### [Data provided]

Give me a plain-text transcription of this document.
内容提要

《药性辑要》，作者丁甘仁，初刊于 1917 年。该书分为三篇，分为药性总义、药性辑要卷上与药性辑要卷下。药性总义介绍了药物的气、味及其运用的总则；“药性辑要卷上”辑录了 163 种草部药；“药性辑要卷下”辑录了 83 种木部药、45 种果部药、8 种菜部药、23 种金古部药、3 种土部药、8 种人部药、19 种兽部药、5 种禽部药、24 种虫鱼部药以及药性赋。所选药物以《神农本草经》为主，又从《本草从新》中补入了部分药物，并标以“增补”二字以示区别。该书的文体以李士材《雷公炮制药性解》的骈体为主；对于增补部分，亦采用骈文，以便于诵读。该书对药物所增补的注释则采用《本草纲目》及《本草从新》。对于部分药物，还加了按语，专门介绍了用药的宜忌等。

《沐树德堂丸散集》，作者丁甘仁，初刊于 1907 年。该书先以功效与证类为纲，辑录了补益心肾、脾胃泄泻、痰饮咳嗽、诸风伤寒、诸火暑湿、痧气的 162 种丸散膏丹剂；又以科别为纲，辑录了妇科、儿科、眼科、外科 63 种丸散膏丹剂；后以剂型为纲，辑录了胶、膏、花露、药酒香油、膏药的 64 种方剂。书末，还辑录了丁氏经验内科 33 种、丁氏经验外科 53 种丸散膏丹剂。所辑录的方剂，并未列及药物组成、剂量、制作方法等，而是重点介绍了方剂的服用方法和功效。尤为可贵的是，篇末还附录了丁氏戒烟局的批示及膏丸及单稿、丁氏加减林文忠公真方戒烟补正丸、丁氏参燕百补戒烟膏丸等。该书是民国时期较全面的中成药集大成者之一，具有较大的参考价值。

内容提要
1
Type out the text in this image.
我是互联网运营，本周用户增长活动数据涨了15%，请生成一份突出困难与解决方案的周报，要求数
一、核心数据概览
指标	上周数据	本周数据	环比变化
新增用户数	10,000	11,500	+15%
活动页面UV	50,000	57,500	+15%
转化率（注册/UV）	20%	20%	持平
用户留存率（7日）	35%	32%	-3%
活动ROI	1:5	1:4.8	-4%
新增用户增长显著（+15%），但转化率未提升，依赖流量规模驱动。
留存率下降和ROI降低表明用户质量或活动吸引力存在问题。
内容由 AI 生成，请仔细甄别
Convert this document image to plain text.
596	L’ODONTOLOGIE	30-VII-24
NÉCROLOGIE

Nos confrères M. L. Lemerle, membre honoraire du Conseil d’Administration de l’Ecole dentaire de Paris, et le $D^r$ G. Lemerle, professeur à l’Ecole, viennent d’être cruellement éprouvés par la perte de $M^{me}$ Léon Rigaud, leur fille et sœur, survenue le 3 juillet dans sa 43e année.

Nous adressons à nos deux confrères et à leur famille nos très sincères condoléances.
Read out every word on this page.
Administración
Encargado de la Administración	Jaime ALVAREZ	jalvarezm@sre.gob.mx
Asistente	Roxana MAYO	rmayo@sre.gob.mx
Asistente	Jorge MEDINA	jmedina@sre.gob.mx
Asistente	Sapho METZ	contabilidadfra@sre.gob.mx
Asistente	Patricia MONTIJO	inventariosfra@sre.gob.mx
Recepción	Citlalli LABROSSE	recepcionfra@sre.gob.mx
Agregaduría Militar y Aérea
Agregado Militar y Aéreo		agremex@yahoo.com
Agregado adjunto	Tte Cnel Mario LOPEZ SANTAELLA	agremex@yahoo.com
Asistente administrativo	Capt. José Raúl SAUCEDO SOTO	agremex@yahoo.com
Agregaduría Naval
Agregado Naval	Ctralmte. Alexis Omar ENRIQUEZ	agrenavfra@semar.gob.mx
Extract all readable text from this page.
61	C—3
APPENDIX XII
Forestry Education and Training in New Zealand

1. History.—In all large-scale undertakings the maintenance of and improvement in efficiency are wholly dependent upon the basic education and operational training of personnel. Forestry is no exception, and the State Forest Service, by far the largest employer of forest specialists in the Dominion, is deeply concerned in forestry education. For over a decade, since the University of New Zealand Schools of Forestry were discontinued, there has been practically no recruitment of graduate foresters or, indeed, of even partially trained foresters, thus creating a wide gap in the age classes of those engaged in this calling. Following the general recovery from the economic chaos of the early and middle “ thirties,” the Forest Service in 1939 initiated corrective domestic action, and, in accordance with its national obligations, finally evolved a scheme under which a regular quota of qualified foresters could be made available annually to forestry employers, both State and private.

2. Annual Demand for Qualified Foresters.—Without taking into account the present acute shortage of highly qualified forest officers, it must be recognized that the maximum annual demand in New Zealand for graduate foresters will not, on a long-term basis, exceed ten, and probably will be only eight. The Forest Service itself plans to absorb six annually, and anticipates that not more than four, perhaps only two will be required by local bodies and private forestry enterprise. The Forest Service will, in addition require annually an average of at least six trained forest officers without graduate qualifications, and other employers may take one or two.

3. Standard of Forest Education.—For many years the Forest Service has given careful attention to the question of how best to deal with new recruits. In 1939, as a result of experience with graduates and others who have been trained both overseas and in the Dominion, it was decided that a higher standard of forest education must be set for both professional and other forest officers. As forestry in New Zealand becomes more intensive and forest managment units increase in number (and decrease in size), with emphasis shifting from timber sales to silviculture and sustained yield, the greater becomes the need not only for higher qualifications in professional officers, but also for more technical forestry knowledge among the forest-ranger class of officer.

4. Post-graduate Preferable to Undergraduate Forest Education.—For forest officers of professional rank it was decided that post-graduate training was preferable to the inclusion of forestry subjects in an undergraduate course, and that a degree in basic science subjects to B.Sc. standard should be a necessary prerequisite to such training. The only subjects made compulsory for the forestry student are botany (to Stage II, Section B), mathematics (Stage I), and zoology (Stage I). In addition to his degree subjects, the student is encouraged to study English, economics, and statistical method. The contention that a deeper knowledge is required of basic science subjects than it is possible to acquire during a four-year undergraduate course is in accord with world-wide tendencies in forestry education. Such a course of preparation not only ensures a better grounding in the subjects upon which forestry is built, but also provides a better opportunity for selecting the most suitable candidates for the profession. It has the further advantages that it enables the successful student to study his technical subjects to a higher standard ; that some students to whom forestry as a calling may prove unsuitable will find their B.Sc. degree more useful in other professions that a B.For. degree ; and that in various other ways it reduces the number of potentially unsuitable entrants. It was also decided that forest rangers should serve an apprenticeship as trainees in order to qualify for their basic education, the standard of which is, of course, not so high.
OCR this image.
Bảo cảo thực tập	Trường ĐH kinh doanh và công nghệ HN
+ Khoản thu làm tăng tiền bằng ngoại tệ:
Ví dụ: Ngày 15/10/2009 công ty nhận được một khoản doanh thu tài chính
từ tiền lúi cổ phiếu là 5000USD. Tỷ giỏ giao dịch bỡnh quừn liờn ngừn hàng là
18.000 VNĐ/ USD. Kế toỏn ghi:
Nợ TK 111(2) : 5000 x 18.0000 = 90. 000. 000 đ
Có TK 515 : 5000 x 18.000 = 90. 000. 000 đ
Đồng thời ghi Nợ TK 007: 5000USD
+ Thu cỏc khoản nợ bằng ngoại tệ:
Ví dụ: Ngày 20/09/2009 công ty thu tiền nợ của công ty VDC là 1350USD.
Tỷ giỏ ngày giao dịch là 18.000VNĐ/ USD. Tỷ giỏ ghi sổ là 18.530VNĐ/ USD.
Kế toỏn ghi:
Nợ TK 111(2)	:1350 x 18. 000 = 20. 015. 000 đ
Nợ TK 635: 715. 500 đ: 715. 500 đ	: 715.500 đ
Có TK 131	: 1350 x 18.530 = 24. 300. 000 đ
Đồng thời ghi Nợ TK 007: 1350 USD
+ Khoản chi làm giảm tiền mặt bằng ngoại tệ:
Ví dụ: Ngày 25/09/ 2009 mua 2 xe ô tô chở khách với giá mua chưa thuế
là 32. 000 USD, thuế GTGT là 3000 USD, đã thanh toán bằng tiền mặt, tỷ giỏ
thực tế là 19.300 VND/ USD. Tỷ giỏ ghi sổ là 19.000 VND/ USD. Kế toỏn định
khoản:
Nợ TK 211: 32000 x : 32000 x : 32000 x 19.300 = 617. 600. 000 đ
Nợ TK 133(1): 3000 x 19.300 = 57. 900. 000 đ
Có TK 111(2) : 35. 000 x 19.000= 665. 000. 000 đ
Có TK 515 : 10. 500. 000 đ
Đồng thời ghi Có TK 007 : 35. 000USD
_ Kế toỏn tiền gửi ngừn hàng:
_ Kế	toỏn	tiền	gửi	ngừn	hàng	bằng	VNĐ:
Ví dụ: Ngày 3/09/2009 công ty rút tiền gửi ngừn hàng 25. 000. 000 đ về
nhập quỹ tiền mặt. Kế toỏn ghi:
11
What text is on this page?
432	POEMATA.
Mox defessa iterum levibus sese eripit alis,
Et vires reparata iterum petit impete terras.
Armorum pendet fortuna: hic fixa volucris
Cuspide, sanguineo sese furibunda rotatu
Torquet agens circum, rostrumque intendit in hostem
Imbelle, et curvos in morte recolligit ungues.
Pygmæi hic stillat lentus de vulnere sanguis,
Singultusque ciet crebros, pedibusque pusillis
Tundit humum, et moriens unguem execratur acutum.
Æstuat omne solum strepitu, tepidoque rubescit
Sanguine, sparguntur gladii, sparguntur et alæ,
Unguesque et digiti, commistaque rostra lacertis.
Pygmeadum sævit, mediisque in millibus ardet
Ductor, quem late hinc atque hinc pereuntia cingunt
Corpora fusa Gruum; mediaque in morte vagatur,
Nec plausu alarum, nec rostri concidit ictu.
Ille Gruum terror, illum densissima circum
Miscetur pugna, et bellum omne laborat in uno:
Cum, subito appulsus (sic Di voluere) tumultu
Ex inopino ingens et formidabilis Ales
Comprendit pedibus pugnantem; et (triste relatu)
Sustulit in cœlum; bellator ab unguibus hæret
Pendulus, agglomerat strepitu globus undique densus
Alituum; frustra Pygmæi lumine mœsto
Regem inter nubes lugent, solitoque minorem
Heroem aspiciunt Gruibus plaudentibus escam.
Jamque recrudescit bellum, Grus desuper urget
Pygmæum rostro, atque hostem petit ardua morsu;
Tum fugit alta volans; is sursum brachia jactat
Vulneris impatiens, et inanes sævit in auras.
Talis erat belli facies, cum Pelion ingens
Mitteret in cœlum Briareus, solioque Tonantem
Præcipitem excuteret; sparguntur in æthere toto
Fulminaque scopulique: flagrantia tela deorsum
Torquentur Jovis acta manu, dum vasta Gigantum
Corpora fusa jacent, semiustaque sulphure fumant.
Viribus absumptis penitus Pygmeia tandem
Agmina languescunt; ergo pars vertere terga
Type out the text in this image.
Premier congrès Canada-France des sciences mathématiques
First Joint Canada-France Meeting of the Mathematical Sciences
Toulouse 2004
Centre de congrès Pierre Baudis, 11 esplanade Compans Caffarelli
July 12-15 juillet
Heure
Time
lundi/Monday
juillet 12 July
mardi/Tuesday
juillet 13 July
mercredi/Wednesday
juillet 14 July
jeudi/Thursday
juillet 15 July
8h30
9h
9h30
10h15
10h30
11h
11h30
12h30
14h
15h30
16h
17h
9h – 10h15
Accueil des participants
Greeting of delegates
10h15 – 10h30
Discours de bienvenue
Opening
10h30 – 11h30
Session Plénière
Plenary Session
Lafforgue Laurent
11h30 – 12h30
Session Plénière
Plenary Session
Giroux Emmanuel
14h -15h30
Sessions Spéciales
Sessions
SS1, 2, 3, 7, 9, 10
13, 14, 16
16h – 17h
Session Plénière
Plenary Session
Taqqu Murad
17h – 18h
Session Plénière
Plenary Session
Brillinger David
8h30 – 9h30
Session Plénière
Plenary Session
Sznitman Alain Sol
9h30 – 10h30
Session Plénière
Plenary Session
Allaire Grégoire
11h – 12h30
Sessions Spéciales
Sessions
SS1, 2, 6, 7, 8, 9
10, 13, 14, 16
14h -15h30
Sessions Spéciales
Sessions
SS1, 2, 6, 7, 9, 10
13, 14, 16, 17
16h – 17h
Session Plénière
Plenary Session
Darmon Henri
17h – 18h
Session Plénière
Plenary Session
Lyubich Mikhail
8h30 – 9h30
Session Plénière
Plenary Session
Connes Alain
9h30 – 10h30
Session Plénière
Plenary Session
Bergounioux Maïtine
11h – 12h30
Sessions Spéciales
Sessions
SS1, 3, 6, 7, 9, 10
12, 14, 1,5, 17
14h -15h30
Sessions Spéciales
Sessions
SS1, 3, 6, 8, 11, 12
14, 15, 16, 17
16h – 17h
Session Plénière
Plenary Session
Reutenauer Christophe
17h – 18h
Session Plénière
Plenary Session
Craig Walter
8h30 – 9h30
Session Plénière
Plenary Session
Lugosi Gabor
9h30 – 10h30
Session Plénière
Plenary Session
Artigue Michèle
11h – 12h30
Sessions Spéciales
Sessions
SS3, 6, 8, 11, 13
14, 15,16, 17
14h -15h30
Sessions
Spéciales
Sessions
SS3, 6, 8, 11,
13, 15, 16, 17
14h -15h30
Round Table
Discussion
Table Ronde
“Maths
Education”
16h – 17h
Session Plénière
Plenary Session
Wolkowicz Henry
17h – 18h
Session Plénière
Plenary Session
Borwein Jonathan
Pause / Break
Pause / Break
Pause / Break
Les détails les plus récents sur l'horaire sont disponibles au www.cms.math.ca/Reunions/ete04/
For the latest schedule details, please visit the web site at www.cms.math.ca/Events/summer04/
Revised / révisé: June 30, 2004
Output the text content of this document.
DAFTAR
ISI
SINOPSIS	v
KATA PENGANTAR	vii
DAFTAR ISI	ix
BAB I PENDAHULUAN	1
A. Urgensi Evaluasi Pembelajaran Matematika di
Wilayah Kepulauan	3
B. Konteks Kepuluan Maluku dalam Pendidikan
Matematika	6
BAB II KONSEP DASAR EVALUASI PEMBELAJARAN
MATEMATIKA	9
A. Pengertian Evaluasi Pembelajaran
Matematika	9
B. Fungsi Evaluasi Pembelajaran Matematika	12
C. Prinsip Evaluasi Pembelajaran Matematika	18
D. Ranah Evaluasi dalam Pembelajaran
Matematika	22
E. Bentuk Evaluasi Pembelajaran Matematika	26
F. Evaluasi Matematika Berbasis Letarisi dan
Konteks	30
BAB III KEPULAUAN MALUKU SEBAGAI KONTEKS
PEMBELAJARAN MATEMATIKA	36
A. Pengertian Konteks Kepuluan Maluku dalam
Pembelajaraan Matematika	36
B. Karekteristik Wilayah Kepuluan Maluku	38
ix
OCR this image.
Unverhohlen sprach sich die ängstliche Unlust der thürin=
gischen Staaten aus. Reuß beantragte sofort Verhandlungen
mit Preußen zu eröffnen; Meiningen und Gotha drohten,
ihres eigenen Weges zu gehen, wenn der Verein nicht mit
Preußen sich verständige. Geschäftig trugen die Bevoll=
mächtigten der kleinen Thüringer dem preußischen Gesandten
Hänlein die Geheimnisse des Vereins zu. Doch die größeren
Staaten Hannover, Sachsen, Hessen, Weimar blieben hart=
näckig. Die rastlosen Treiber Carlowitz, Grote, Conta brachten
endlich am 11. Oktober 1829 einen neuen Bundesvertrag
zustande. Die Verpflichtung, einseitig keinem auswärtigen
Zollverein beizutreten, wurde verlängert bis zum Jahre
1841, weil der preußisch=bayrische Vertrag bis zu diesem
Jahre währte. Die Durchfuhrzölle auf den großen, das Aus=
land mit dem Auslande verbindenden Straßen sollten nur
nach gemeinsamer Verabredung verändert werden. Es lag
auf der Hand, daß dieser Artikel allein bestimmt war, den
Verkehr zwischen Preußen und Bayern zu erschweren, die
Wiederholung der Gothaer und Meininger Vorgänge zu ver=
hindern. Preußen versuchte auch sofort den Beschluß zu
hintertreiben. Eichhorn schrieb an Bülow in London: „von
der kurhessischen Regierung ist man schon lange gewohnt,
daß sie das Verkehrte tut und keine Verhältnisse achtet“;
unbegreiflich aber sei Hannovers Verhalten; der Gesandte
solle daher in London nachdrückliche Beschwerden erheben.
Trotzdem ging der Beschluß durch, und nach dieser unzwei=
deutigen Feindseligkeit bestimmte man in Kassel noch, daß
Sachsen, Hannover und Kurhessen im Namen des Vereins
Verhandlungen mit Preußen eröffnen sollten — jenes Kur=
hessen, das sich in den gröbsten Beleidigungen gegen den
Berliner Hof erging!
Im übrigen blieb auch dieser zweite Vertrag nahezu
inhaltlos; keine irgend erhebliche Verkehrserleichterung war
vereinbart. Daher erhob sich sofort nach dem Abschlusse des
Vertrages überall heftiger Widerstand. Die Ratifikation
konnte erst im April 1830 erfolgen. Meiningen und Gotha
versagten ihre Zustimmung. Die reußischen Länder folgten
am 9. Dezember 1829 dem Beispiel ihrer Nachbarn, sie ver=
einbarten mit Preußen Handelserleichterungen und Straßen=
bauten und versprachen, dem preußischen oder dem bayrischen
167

### [Exercise instructions]
Locate the word "Jahre" in the data above. Copy every line carrying it.

### [Response to the task]
Zollverein beizutreten, wurde verlängert bis zum Jahre
Jahre währte. Die Durchfuhrzölle auf den großen, das Aus=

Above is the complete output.